**DATA PROVIDED**
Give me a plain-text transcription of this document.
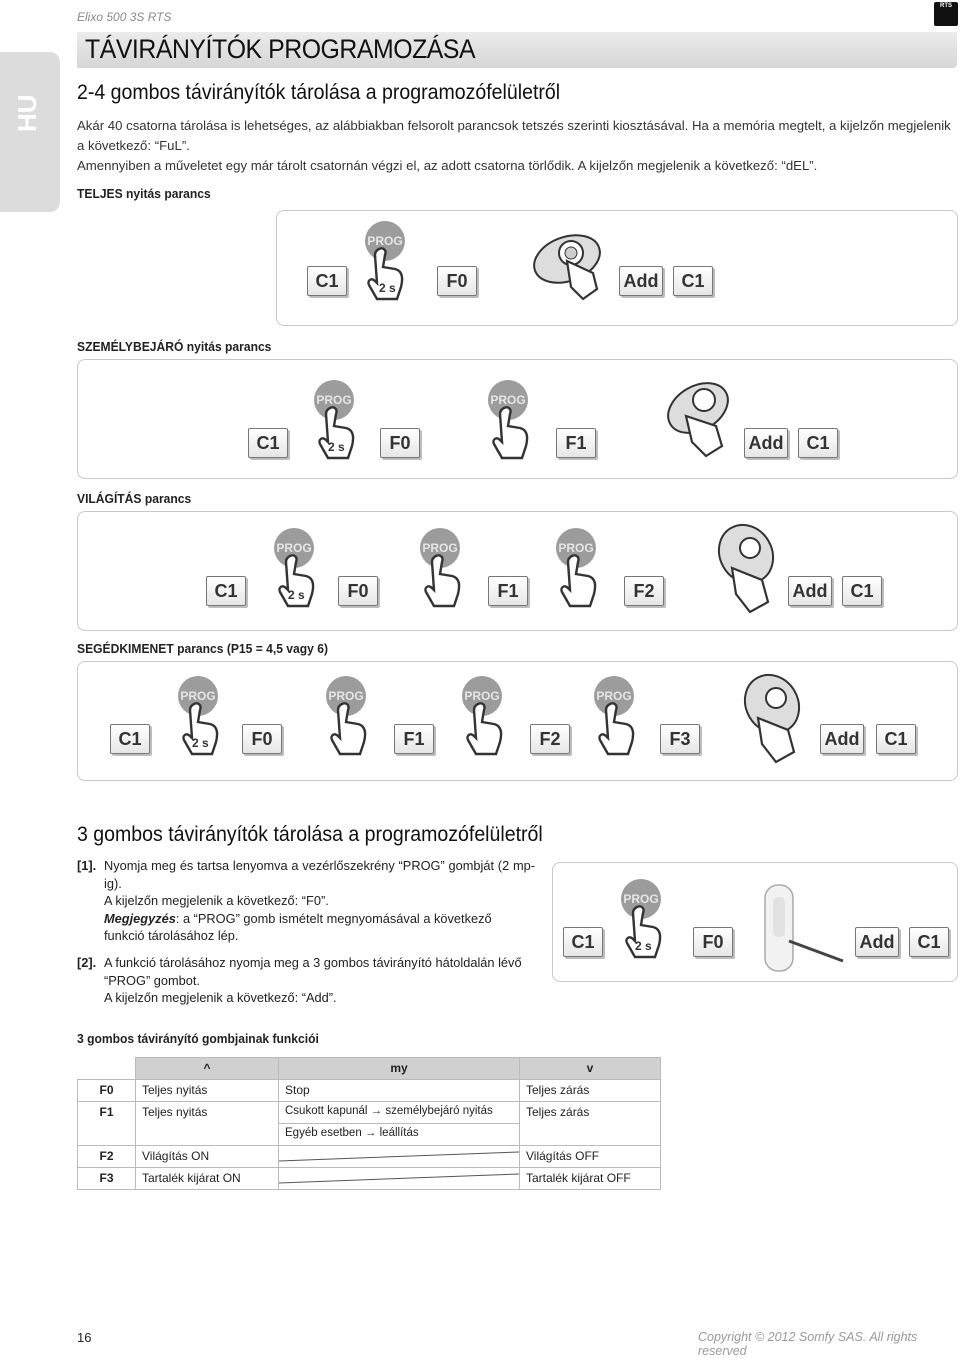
Elixo 500 3S RTS
RTS
HU
TÁVIRÁNYÍTÓK PROGRAMOZÁSA
2-4 gombos távirányítók tárolása a programozófelületről
Akár 40 csatorna tárolása is lehetséges, az alábbiakban felsorolt parancsok tetszés szerinti kiosztásával. Ha a memória megtelt, a kijelzőn megjelenik a következő: “FuL”.
Amennyiben a műveletet egy már tárolt csatornán végzi el, az adott csatorna törlődik. A kijelzőn megjelenik a következő: “dEL”.
TELJES nyitás parancs
C1
PROG
2 s	F0	Add	C1
SZEMÉLYBEJÁRÓ nyitás parancs
C1
PROG
2 s	F0
PROG
F1	Add	C1
VILÁGÍTÁS parancs
C1
PROG
2 s	F0
PROG
F1
PROG
F2	Add	C1
SEGÉDKIMENET parancs (P15 = 4,5 vagy 6)
C1
PROG
2 s	F0
PROG
F1
PROG
F2
PROG
F3	Add	C1
3 gombos távirányítók tárolása a programozófelületről
[1]. Nyomja meg és tartsa lenyomva a vezérlőszekrény “PROG” gombját (2 mp-ig).
A kijelzőn megjelenik a következő: “F0”.
Megjegyzés: a “PROG” gomb ismételt megnyomásával a következő funkció tárolásához lép.
[2]. A funkció tárolásához nyomja meg a 3 gombos távirányító hátoldalán lévő “PROG” gombot.
A kijelzőn megjelenik a következő: “Add”.
C1
PROG
2 s	F0	Add	C1
3 gombos távirányító gombjainak funkciói
	^	my	v
F0	Teljes nyitás	Stop	Teljes zárás
F1	Teljes nyitás	Csukott kapunál → személybejáró nyitás	Teljes zárás
		Egyéb esetben → leállítás	
F2	Világítás ON		Világítás OFF
F3	Tartalék kijárat ON		Tartalék kijárat OFF
16	Copyright © 2012 Somfy SAS. All rights reserved
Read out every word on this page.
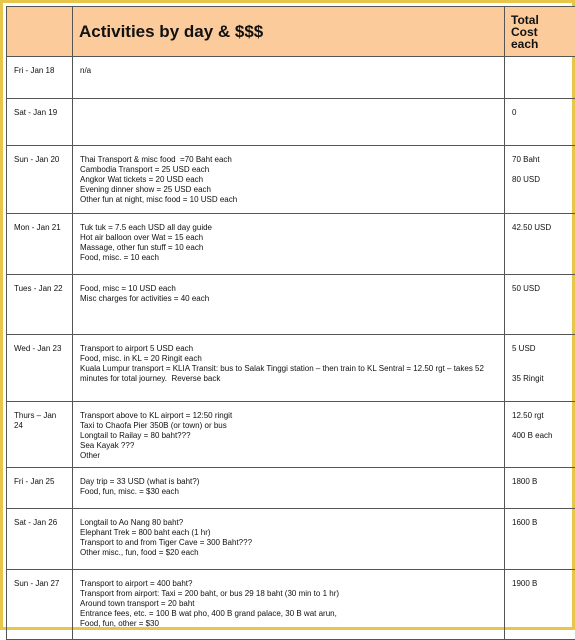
	Activities by day & $$$	Total
Cost
each

Fri - Jan 18	n/a	

Sat - Jan 19		0

Sun - Jan 20	Thai Transport & misc food  =70 Baht each
Cambodia Transport = 25 USD each
Angkor Wat tickets = 20 USD each
Evening dinner show = 25 USD each
Other fun at night, misc food = 10 USD each	70 Baht
80 USD

Mon - Jan 21	Tuk tuk = 7.5 each USD all day guide
Hot air balloon over Wat = 15 each
Massage, other fun stuff = 10 each
Food, misc. = 10 each	42.50 USD

Tues - Jan 22	Food, misc = 10 USD each
Misc charges for activities = 40 each	50 USD

Wed - Jan 23	Transport to airport 5 USD each
Food, misc. in KL = 20 Ringit each
Kuala Lumpur transport = KLIA Transit: bus to Salak Tinggi station – then train to KL Sentral = 12.50 rgt – takes 52
minutes for total journey.  Reverse back	5 USD
35 Ringit

Thurs – Jan 24	Transport above to KL airport = 12:50 ringit
Taxi to Chaofa Pier 350B (or town) or bus
Longtail to Railay = 80 baht???
Sea Kayak ???
Other	12.50 rgt
400 B each

Fri - Jan 25	Day trip = 33 USD (what is baht?)
Food, fun, misc. = $30 each	1800 B

Sat - Jan 26	Longtail to Ao Nang 80 baht?
Elephant Trek = 800 baht each (1 hr)
Transport to and from Tiger Cave = 300 Baht???
Other misc., fun, food = $20 each	1600 B

Sun - Jan 27	Transport to airport = 400 baht?
Transport from airport: Taxi = 200 baht, or bus 29 18 baht (30 min to 1 hr)
Around town transport = 20 baht
Entrance fees, etc. = 100 B wat pho, 400 B grand palace, 30 B wat arun,
Food, fun, other = $30	1900 B
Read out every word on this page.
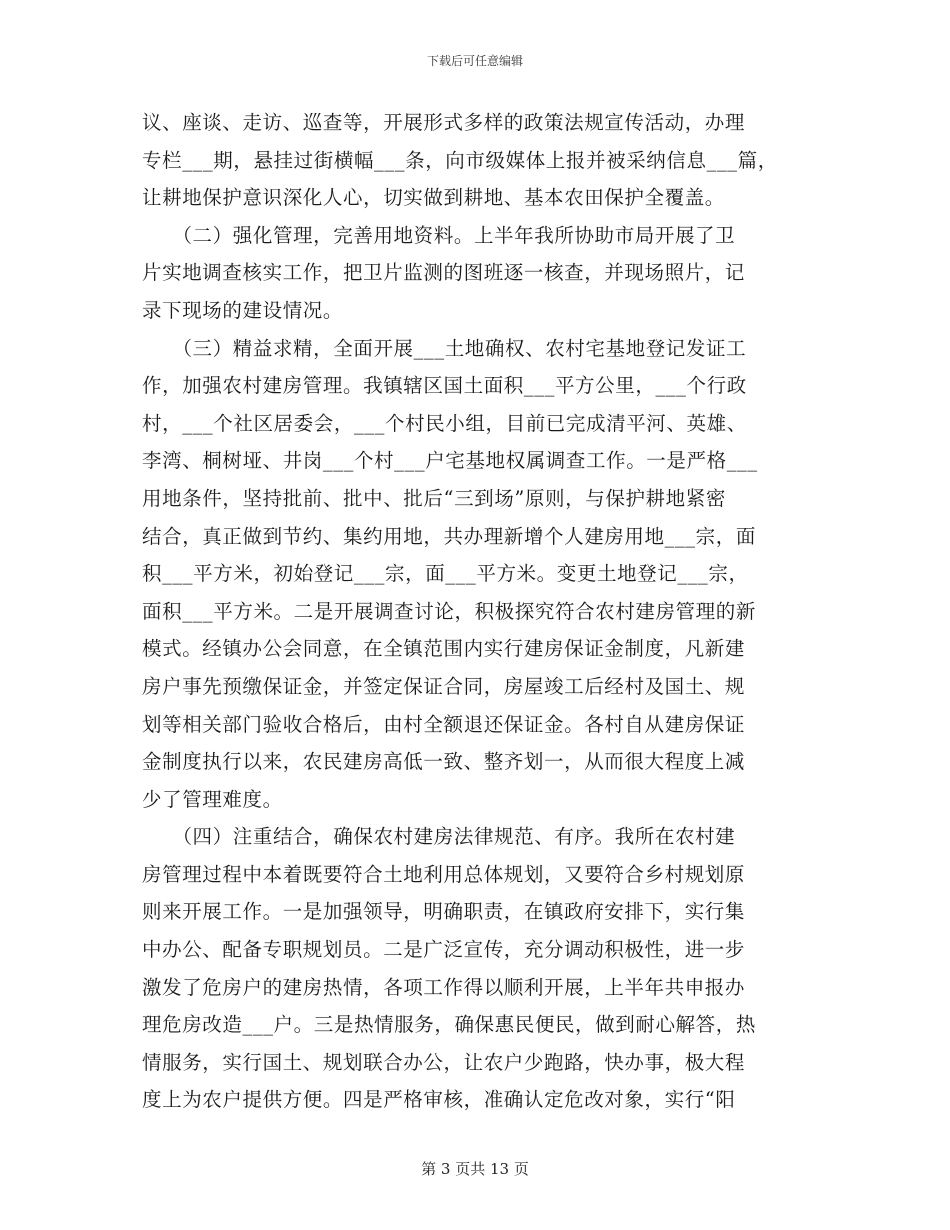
下载后可任意编辑
议、座谈、走访、巡查等，开展形式多样的政策法规宣传活动，办理
专栏___期，悬挂过街横幅___条，向市级媒体上报并被采纳信息___篇，
让耕地保护意识深化人心，切实做到耕地、基本农田保护全覆盖。
　　（二）强化管理，完善用地资料。上半年我所协助市局开展了卫
片实地调查核实工作，把卫片监测的图班逐一核查，并现场照片，记
录下现场的建设情况。
　　（三）精益求精，全面开展___土地确权、农村宅基地登记发证工
作，加强农村建房管理。我镇辖区国土面积___平方公里，___个行政
村，___个社区居委会，___个村民小组，目前已完成清平河、英雄、
李湾、桐树垭、井岗___个村___户宅基地权属调查工作。一是严格___
用地条件，坚持批前、批中、批后“三到场”原则，与保护耕地紧密
结合，真正做到节约、集约用地，共办理新增个人建房用地___宗，面
积___平方米，初始登记___宗，面___平方米。变更土地登记___宗，
面积___平方米。二是开展调查讨论，积极探究符合农村建房管理的新
模式。经镇办公会同意，在全镇范围内实行建房保证金制度，凡新建
房户事先预缴保证金，并签定保证合同，房屋竣工后经村及国土、规
划等相关部门验收合格后，由村全额退还保证金。各村自从建房保证
金制度执行以来，农民建房高低一致、整齐划一，从而很大程度上减
少了管理难度。
　　（四）注重结合，确保农村建房法律规范、有序。我所在农村建
房管理过程中本着既要符合土地利用总体规划，又要符合乡村规划原
则来开展工作。一是加强领导，明确职责，在镇政府安排下，实行集
中办公、配备专职规划员。二是广泛宣传，充分调动积极性，进一步
激发了危房户的建房热情，各项工作得以顺利开展，上半年共申报办
理危房改造___户。三是热情服务，确保惠民便民，做到耐心解答，热
情服务，实行国土、规划联合办公，让农户少跑路，快办事，极大程
度上为农户提供方便。四是严格审核，准确认定危改对象，实行“阳
第 3 页共 13 页
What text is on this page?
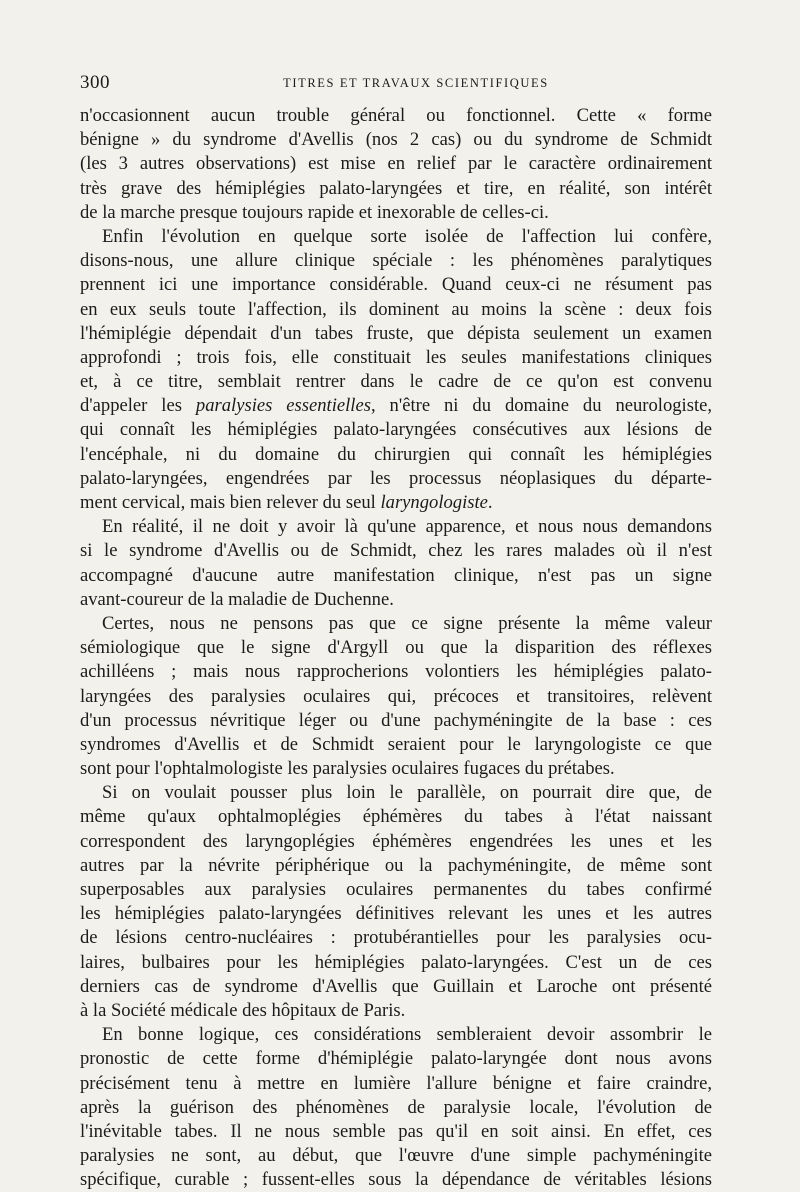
300	TITRES ET TRAVAUX SCIENTIFIQUES
n'occasionnent aucun trouble général ou fonctionnel. Cette « forme
bénigne » du syndrome d'Avellis (nos 2 cas) ou du syndrome de Schmidt
(les 3 autres observations) est mise en relief par le caractère ordinairement
très grave des hémiplégies palato-laryngées et tire, en réalité, son intérêt
de la marche presque toujours rapide et inexorable de celles-ci.
Enfin l'évolution en quelque sorte isolée de l'affection lui confère,
disons-nous, une allure clinique spéciale : les phénomènes paralytiques
prennent ici une importance considérable. Quand ceux-ci ne résument pas
en eux seuls toute l'affection, ils dominent au moins la scène : deux fois
l'hémiplégie dépendait d'un tabes fruste, que dépista seulement un examen
approfondi ; trois fois, elle constituait les seules manifestations cliniques
et, à ce titre, semblait rentrer dans le cadre de ce qu'on est convenu
d'appeler les paralysies essentielles, n'être ni du domaine du neurologiste,
qui connaît les hémiplégies palato-laryngées consécutives aux lésions de
l'encéphale, ni du domaine du chirurgien qui connaît les hémiplégies
palato-laryngées, engendrées par les processus néoplasiques du départe-
ment cervical, mais bien relever du seul laryngologiste.
En réalité, il ne doit y avoir là qu'une apparence, et nous nous demandons
si le syndrome d'Avellis ou de Schmidt, chez les rares malades où il n'est
accompagné d'aucune autre manifestation clinique, n'est pas un signe
avant-coureur de la maladie de Duchenne.
Certes, nous ne pensons pas que ce signe présente la même valeur
sémiologique que le signe d'Argyll ou que la disparition des réflexes
achilléens ; mais nous rapprocherions volontiers les hémiplégies palato-
laryngées des paralysies oculaires qui, précoces et transitoires, relèvent
d'un processus névritique léger ou d'une pachyméningite de la base : ces
syndromes d'Avellis et de Schmidt seraient pour le laryngologiste ce que
sont pour l'ophtalmologiste les paralysies oculaires fugaces du prétabes.
Si on voulait pousser plus loin le parallèle, on pourrait dire que, de
même qu'aux ophtalmoplégies éphémères du tabes à l'état naissant
correspondent des laryngoplégies éphémères engendrées les unes et les
autres par la névrite périphérique ou la pachyméningite, de même sont
superposables aux paralysies oculaires permanentes du tabes confirmé
les hémiplégies palato-laryngées définitives relevant les unes et les autres
de lésions centro-nucléaires : protubérantielles pour les paralysies ocu-
laires, bulbaires pour les hémiplégies palato-laryngées. C'est un de ces
derniers cas de syndrome d'Avellis que Guillain et Laroche ont présenté
à la Société médicale des hôpitaux de Paris.
En bonne logique, ces considérations sembleraient devoir assombrir le
pronostic de cette forme d'hémiplégie palato-laryngée dont nous avons
précisément tenu à mettre en lumière l'allure bénigne et faire craindre,
après la guérison des phénomènes de paralysie locale, l'évolution de
l'inévitable tabes. Il ne nous semble pas qu'il en soit ainsi. En effet, ces
paralysies ne sont, au début, que l'œuvre d'une simple pachyméningite
spécifique, curable ; fussent-elles sous la dépendance de véritables lésions
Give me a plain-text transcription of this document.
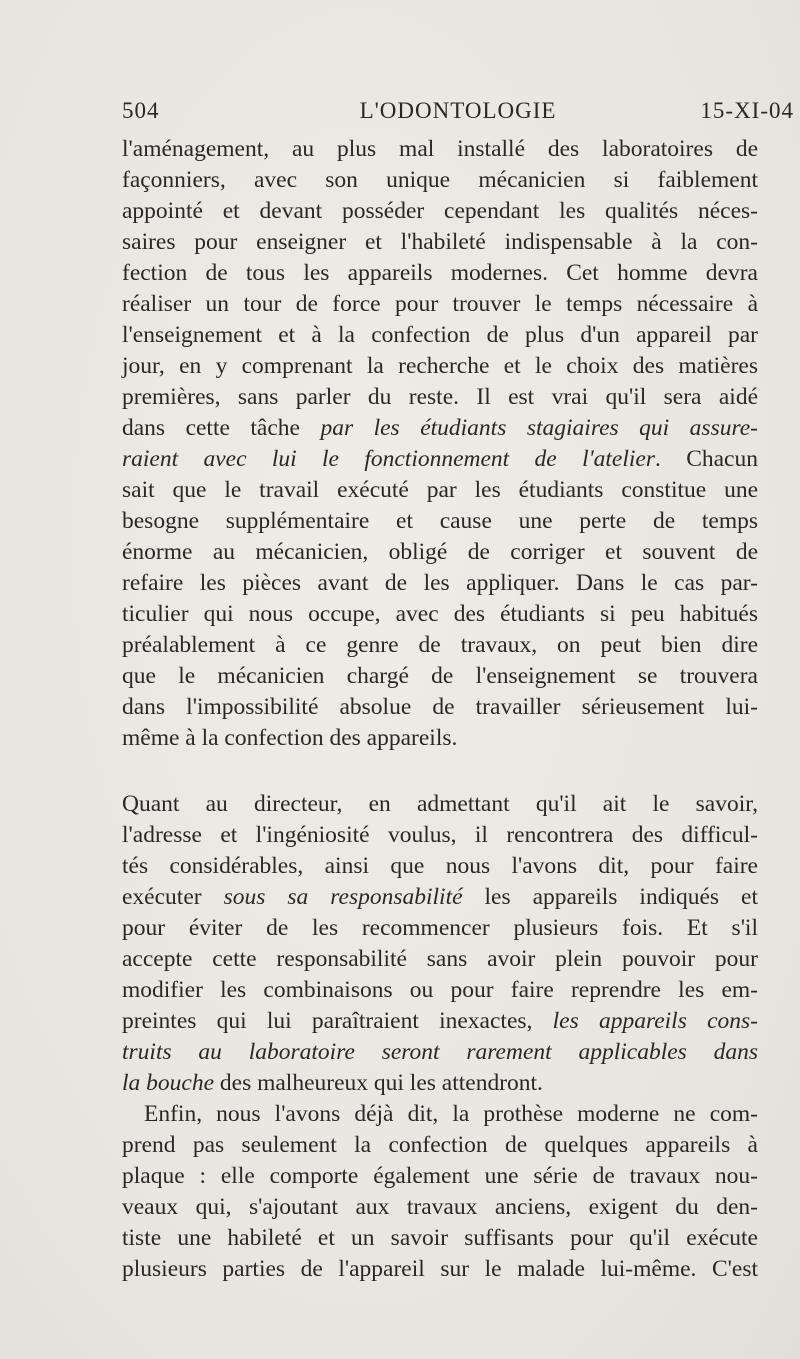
504	L'ODONTOLOGIE	15-XI-04

l'aménagement, au plus mal installé des laboratoires de
façonniers, avec son unique mécanicien si faiblement
appointé et devant posséder cependant les qualités néces-
saires pour enseigner et l'habileté indispensable à la con-
fection de tous les appareils modernes. Cet homme devra
réaliser un tour de force pour trouver le temps nécessaire à
l'enseignement et à la confection de plus d'un appareil par
jour, en y comprenant la recherche et le choix des matières
premières, sans parler du reste. Il est vrai qu'il sera aidé
dans cette tâche par les étudiants stagiaires qui assure-
raient avec lui le fonctionnement de l'atelier. Chacun
sait que le travail exécuté par les étudiants constitue une
besogne supplémentaire et cause une perte de temps
énorme au mécanicien, obligé de corriger et souvent de
refaire les pièces avant de les appliquer. Dans le cas par-
ticulier qui nous occupe, avec des étudiants si peu habitués
préalablement à ce genre de travaux, on peut bien dire
que le mécanicien chargé de l'enseignement se trouvera
dans l'impossibilité absolue de travailler sérieusement lui-
même à la confection des appareils.

Quant au directeur, en admettant qu'il ait le savoir,
l'adresse et l'ingéniosité voulus, il rencontrera des difficul-
tés considérables, ainsi que nous l'avons dit, pour faire
exécuter sous sa responsabilité les appareils indiqués et
pour éviter de les recommencer plusieurs fois. Et s'il
accepte cette responsabilité sans avoir plein pouvoir pour
modifier les combinaisons ou pour faire reprendre les em-
preintes qui lui paraîtraient inexactes, les appareils cons-
truits au laboratoire seront rarement applicables dans
la bouche des malheureux qui les attendront.

Enfin, nous l'avons déjà dit, la prothèse moderne ne com-
prend pas seulement la confection de quelques appareils à
plaque : elle comporte également une série de travaux nou-
veaux qui, s'ajoutant aux travaux anciens, exigent du den-
tiste une habileté et un savoir suffisants pour qu'il exécute
plusieurs parties de l'appareil sur le malade lui-même. C'est
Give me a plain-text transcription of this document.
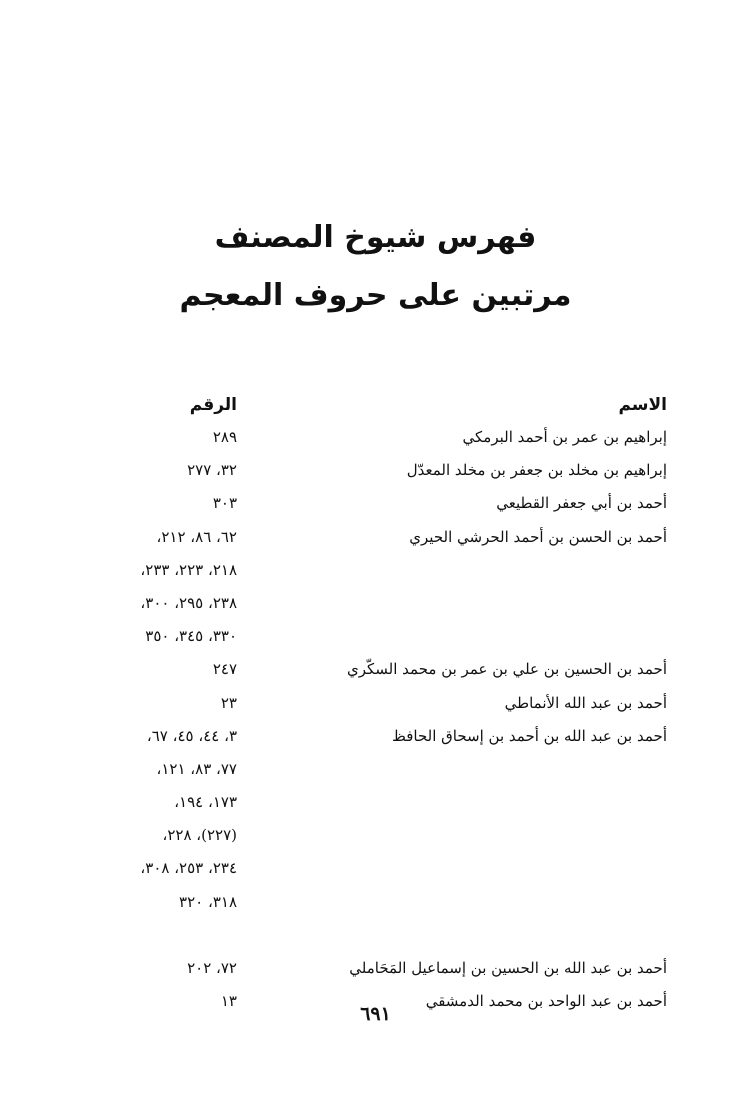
فهرس شيوخ المصنف
مرتبين على حروف المعجم
الاسم
الرقم
إبراهيم بن عمر بن أحمد البرمكي
٢٨٩
إبراهيم بن مخلد بن جعفر بن مخلد المعدّل
٣٢، ٢٧٧
أحمد بن أبي جعفر القطيعي
٣٠٣
أحمد بن الحسن بن أحمد الحرشي الحيري
٦٢، ٨٦، ٢١٢،
٢١٨، ٢٢٣، ٢٣٣،
٢٣٨، ٢٩٥، ٣٠٠،
٣٣٠، ٣٤٥، ٣٥٠
أحمد بن الحسين بن علي بن عمر بن محمد السكّري
٢٤٧
أحمد بن عبد الله الأنماطي
٢٣
أحمد بن عبد الله بن أحمد بن إسحاق الحافظ
٣، ٤٤، ٤٥، ٦٧،
٧٧، ٨٣، ١٢١،
١٧٣، ١٩٤،
(٢٢٧)، ٢٢٨،
٢٣٤، ٢٥٣، ٣٠٨،
٣١٨، ٣٢٠
أحمد بن عبد الله بن الحسين بن إسماعيل المَحَاملي
٧٢، ٢٠٢
أحمد بن عبد الواحد بن محمد الدمشقي
١٣
٦٩١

**DIRECTION**
In the lines above, find each one with "palato" and list it.

**COMPLETED EXERCISE**
très grave des hémiplégies palato-laryngées et tire, en réalité, son intérêt
qui connaît les hémiplégies palato-laryngées consécutives aux lésions de
palato-laryngées, engendrées par les processus néoplasiques du départe-
achilléens ; mais nous rapprocherions volontiers les hémiplégies palato-
les hémiplégies palato-laryngées définitives relevant les unes et les autres
laires, bulbaires pour les hémiplégies palato-laryngées. C'est un de ces
pronostic de cette forme d'hémiplégie palato-laryngée dont nous avons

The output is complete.